The data must be returned in full and exactly as given.
^^^^
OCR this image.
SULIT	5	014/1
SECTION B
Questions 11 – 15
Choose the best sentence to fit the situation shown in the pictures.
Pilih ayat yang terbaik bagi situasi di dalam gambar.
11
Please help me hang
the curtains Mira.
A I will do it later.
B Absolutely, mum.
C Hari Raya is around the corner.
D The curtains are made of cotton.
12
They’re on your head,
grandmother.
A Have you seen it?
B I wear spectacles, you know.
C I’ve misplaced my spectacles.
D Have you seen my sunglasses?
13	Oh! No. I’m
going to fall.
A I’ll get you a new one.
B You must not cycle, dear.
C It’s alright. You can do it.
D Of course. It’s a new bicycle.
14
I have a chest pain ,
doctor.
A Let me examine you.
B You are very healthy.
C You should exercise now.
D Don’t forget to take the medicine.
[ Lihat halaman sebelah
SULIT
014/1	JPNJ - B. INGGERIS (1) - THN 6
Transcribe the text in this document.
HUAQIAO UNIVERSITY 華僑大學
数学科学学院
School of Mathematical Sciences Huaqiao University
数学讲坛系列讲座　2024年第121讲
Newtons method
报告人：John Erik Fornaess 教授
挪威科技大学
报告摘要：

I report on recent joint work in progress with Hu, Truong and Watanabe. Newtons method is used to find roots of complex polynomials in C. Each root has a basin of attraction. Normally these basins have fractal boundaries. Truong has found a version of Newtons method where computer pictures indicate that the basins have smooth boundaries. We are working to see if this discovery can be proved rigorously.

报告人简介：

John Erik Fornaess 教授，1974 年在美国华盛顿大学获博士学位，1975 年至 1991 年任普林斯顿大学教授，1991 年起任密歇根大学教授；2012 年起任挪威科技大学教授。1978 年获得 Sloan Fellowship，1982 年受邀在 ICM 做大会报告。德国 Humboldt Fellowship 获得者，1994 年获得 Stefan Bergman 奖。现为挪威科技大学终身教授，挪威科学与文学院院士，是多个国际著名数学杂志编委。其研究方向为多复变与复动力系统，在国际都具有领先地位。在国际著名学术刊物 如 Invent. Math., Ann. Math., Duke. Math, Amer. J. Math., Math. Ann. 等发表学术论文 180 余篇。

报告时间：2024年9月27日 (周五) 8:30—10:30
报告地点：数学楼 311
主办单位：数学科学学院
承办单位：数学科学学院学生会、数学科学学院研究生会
^^^^
[SOLUTION FOR THIS TASK]
OCR this image.
SULIT	5	014/1
SECTION B
Questions 11 – 15
Choose the best sentence to fit the situation shown in the pictures.
Pilih ayat yang terbaik bagi situasi di dalam gambar.
11
Please help me hang
the curtains Mira.
A I will do it later.
B Absolutely, mum.
C Hari Raya is around the corner.
D The curtains are made of cotton.
12
They’re on your head,
grandmother.
A Have you seen it?
B I wear spectacles, you know.
C I’ve misplaced my spectacles.
D Have you seen my sunglasses?
13	Oh! No. I’m
going to fall.
A I’ll get you a new one.
B You must not cycle, dear.
C It’s alright. You can do it.
D Of course. It’s a new bicycle.
14
I have a chest pain ,
doctor.
A Let me examine you.
B You are very healthy.
C You should exercise now.
D Don’t forget to take the medicine.
[ Lihat halaman sebelah
SULIT
014/1	JPNJ - B. INGGERIS (1) - THN 6
Transcribe the text in this document.
HUAQIAO UNIVERSITY 華僑大學
数学科学学院
School of Mathematical Sciences Huaqiao University
数学讲坛系列讲座　2024年第121讲
Newtons method
报告人：John Erik Fornaess 教授
挪威科技大学
报告摘要：

I report on recent joint work in progress with Hu, Truong and Watanabe. Newtons method is used to find roots of complex polynomials in C. Each root has a basin of attraction. Normally these basins have fractal boundaries. Truong has found a version of Newtons method where computer pictures indicate that the basins have smooth boundaries. We are working to see if this discovery can be proved rigorously.

报告人简介：

John Erik Fornaess 教授，1974 年在美国华盛顿大学获博士学位，1975 年至 1991 年任普林斯顿大学教授，1991 年起任密歇根大学教授；2012 年起任挪威科技大学教授。1978 年获得 Sloan Fellowship，1982 年受邀在 ICM 做大会报告。德国 Humboldt Fellowship 获得者，1994 年获得 Stefan Bergman 奖。现为挪威科技大学终身教授，挪威科学与文学院院士，是多个国际著名数学杂志编委。其研究方向为多复变与复动力系统，在国际都具有领先地位。在国际著名学术刊物 如 Invent. Math., Ann. Math., Duke. Math, Amer. J. Math., Math. Ann. 等发表学术论文 180 余篇。

报告时间：2024年9月27日 (周五) 8:30—10:30
报告地点：数学楼 311
主办单位：数学科学学院
承办单位：数学科学学院学生会、数学科学学院研究生会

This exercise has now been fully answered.